[Data listing]
++++++++++

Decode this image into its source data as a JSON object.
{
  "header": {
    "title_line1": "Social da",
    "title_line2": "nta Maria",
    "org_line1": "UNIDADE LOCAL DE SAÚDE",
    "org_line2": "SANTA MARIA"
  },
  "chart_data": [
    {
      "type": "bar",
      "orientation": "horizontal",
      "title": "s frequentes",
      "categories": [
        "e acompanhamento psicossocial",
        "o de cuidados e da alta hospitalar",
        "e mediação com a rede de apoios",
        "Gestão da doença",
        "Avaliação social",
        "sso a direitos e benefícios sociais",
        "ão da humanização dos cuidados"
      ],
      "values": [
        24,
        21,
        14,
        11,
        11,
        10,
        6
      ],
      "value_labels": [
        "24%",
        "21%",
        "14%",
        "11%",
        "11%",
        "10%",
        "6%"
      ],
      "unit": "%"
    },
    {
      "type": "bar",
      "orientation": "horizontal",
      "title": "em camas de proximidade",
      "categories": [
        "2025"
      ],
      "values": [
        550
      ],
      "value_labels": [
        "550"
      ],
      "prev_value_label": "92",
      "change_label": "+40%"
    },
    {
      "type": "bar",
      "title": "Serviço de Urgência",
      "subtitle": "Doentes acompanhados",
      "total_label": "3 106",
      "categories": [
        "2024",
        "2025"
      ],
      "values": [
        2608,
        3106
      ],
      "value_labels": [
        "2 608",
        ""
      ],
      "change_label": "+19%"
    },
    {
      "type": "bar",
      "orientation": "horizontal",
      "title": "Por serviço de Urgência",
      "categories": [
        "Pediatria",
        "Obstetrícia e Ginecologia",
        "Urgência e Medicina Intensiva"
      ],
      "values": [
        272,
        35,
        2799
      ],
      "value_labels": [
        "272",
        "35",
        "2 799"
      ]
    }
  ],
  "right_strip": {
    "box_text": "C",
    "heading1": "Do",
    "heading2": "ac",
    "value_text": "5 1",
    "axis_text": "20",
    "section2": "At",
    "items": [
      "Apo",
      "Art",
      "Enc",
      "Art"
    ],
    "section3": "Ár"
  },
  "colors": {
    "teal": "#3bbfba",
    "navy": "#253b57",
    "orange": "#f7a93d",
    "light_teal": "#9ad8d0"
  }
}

++++++++++

Exactly as they are written, print the entries again.

• _Response to the exercise_:
Decode this image into its source data as a JSON object.
{
  "header": {
    "title_line1": "Social da",
    "title_line2": "nta Maria",
    "org_line1": "UNIDADE LOCAL DE SAÚDE",
    "org_line2": "SANTA MARIA"
  },
  "chart_data": [
    {
      "type": "bar",
      "orientation": "horizontal",
      "title": "s frequentes",
      "categories": [
        "e acompanhamento psicossocial",
        "o de cuidados e da alta hospitalar",
        "e mediação com a rede de apoios",
        "Gestão da doença",
        "Avaliação social",
        "sso a direitos e benefícios sociais",
        "ão da humanização dos cuidados"
      ],
      "values": [
        24,
        21,
        14,
        11,
        11,
        10,
        6
      ],
      "value_labels": [
        "24%",
        "21%",
        "14%",
        "11%",
        "11%",
        "10%",
        "6%"
      ],
      "unit": "%"
    },
    {
      "type": "bar",
      "orientation": "horizontal",
      "title": "em camas de proximidade",
      "categories": [
        "2025"
      ],
      "values": [
        550
      ],
      "value_labels": [
        "550"
      ],
      "prev_value_label": "92",
      "change_label": "+40%"
    },
    {
      "type": "bar",
      "title": "Serviço de Urgência",
      "subtitle": "Doentes acompanhados",
      "total_label": "3 106",
      "categories": [
        "2024",
        "2025"
      ],
      "values": [
        2608,
        3106
      ],
      "value_labels": [
        "2 608",
        ""
      ],
      "change_label": "+19%"
    },
    {
      "type": "bar",
      "orientation": "horizontal",
      "title": "Por serviço de Urgência",
      "categories": [
        "Pediatria",
        "Obstetrícia e Ginecologia",
        "Urgência e Medicina Intensiva"
      ],
      "values": [
        272,
        35,
        2799
      ],
      "value_labels": [
        "272",
        "35",
        "2 799"
      ]
    }
  ],
  "right_strip": {
    "box_text": "C",
    "heading1": "Do",
    "heading2": "ac",
    "value_text": "5 1",
    "axis_text": "20",
    "section2": "At",
    "items": [
      "Apo",
      "Art",
      "Enc",
      "Art"
    ],
    "section3": "Ár"
  },
  "colors": {
    "teal": "#3bbfba",
    "navy": "#253b57",
    "orange": "#f7a93d",
    "light_teal": "#9ad8d0"
  }
}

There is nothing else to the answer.